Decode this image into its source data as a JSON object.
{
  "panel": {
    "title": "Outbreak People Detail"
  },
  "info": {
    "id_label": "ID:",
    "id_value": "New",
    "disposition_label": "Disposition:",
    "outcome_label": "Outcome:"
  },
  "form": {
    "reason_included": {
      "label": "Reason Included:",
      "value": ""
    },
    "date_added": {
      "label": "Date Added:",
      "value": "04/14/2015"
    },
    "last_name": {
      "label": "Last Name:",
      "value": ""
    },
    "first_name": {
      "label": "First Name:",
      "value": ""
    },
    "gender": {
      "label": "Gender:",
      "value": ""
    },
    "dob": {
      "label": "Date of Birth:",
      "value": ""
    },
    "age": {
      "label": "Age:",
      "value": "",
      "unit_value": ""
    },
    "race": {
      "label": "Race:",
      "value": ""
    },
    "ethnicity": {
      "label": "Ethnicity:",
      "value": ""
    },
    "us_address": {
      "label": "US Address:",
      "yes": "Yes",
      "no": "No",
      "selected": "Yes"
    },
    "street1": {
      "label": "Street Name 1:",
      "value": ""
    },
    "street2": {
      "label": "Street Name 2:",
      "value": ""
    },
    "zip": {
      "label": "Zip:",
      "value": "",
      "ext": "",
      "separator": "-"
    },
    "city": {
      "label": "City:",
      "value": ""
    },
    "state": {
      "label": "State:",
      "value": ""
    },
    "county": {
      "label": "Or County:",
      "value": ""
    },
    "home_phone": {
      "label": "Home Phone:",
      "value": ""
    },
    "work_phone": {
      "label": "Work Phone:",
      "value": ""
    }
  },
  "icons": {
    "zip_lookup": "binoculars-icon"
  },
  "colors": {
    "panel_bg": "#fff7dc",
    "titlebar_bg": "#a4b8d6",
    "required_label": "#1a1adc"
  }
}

══════

Every line above should be printed again exactly as it stands.

Decode this image into its source data as a JSON object.
{
  "panel": {
    "title": "Outbreak People Detail"
  },
  "info": {
    "id_label": "ID:",
    "id_value": "New",
    "disposition_label": "Disposition:",
    "outcome_label": "Outcome:"
  },
  "form": {
    "reason_included": {
      "label": "Reason Included:",
      "value": ""
    },
    "date_added": {
      "label": "Date Added:",
      "value": "04/14/2015"
    },
    "last_name": {
      "label": "Last Name:",
      "value": ""
    },
    "first_name": {
      "label": "First Name:",
      "value": ""
    },
    "gender": {
      "label": "Gender:",
      "value": ""
    },
    "dob": {
      "label": "Date of Birth:",
      "value": ""
    },
    "age": {
      "label": "Age:",
      "value": "",
      "unit_value": ""
    },
    "race": {
      "label": "Race:",
      "value": ""
    },
    "ethnicity": {
      "label": "Ethnicity:",
      "value": ""
    },
    "us_address": {
      "label": "US Address:",
      "yes": "Yes",
      "no": "No",
      "selected": "Yes"
    },
    "street1": {
      "label": "Street Name 1:",
      "value": ""
    },
    "street2": {
      "label": "Street Name 2:",
      "value": ""
    },
    "zip": {
      "label": "Zip:",
      "value": "",
      "ext": "",
      "separator": "-"
    },
    "city": {
      "label": "City:",
      "value": ""
    },
    "state": {
      "label": "State:",
      "value": ""
    },
    "county": {
      "label": "Or County:",
      "value": ""
    },
    "home_phone": {
      "label": "Home Phone:",
      "value": ""
    },
    "work_phone": {
      "label": "Work Phone:",
      "value": ""
    }
  },
  "icons": {
    "zip_lookup": "binoculars-icon"
  },
  "colors": {
    "panel_bg": "#fff7dc",
    "titlebar_bg": "#a4b8d6",
    "required_label": "#1a1adc"
  }
}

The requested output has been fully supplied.